## OBJECTIVE
Report the count of lines below in which the string "good" occurs; include nothing else.

## DATASET ENTRIES
────────────────────

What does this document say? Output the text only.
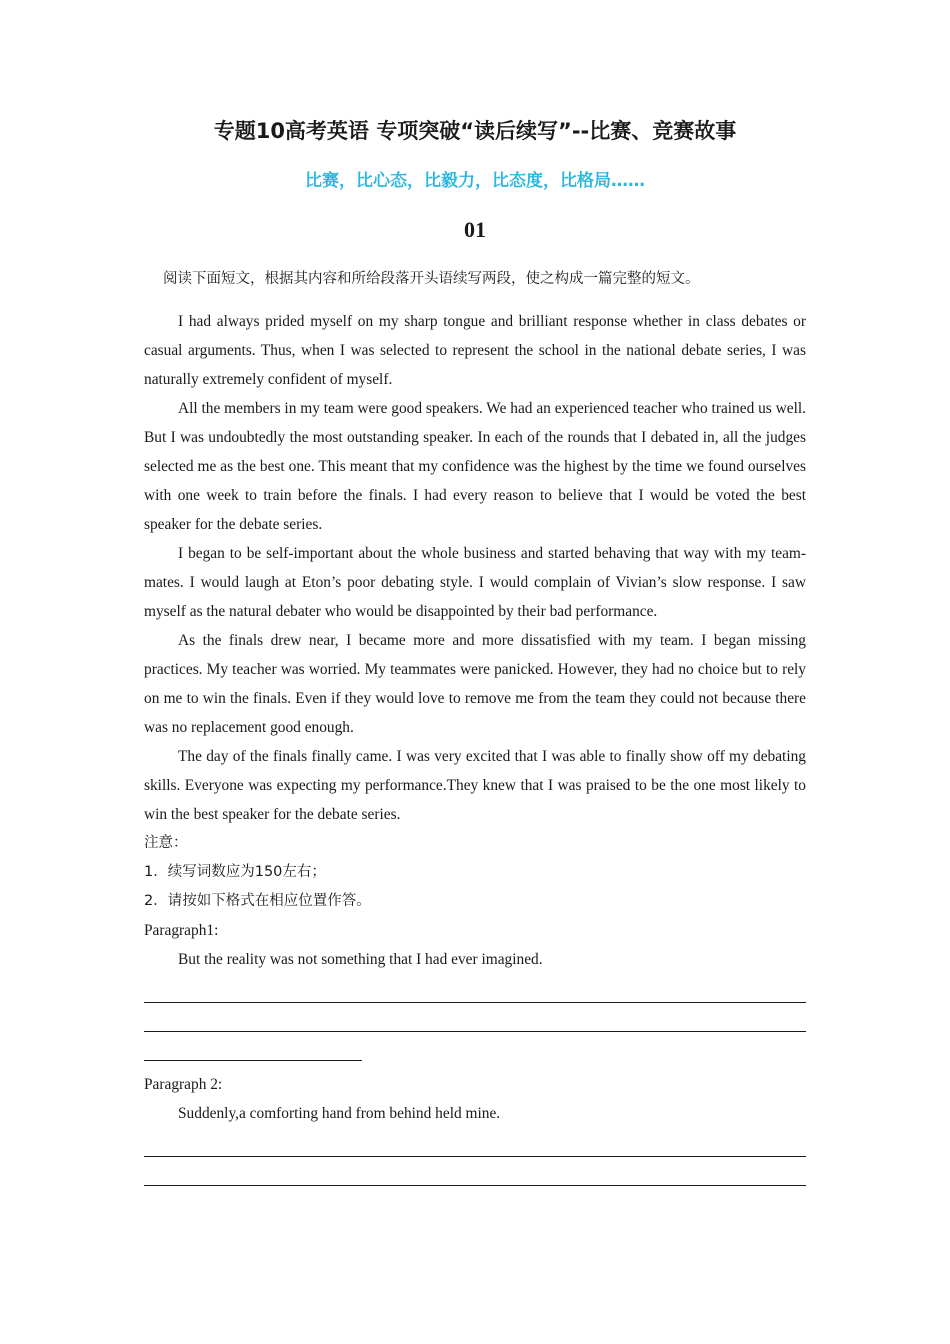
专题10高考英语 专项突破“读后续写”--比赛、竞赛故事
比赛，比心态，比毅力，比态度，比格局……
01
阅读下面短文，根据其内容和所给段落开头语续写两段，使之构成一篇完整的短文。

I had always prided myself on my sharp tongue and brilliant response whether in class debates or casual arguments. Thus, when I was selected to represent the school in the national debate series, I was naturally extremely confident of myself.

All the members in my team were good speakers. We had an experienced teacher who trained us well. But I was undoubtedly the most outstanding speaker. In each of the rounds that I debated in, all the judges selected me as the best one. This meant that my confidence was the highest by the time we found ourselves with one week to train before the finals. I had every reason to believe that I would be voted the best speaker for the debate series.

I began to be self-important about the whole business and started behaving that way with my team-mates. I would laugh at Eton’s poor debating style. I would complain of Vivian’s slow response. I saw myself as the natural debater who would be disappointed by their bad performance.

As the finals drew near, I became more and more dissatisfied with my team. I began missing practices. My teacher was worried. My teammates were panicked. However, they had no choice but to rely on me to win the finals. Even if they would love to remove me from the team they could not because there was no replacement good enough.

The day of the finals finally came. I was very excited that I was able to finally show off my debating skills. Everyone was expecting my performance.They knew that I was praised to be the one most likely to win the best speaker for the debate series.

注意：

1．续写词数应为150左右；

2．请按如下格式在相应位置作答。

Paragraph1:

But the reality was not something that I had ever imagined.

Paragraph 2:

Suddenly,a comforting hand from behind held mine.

────────────────────

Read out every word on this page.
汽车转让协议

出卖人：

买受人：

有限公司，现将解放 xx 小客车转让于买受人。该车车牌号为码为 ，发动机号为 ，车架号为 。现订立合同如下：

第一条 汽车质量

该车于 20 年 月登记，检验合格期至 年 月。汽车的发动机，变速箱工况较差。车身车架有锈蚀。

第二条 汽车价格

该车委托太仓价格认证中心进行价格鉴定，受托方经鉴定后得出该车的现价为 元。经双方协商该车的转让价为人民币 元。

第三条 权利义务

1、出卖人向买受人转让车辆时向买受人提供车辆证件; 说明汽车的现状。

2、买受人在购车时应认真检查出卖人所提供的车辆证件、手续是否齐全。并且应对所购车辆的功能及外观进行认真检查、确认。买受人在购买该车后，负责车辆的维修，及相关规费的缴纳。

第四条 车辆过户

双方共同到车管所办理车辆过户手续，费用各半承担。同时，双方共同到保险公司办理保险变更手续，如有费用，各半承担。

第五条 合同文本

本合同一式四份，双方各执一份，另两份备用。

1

────────────────────

## TASK SOLUTION
2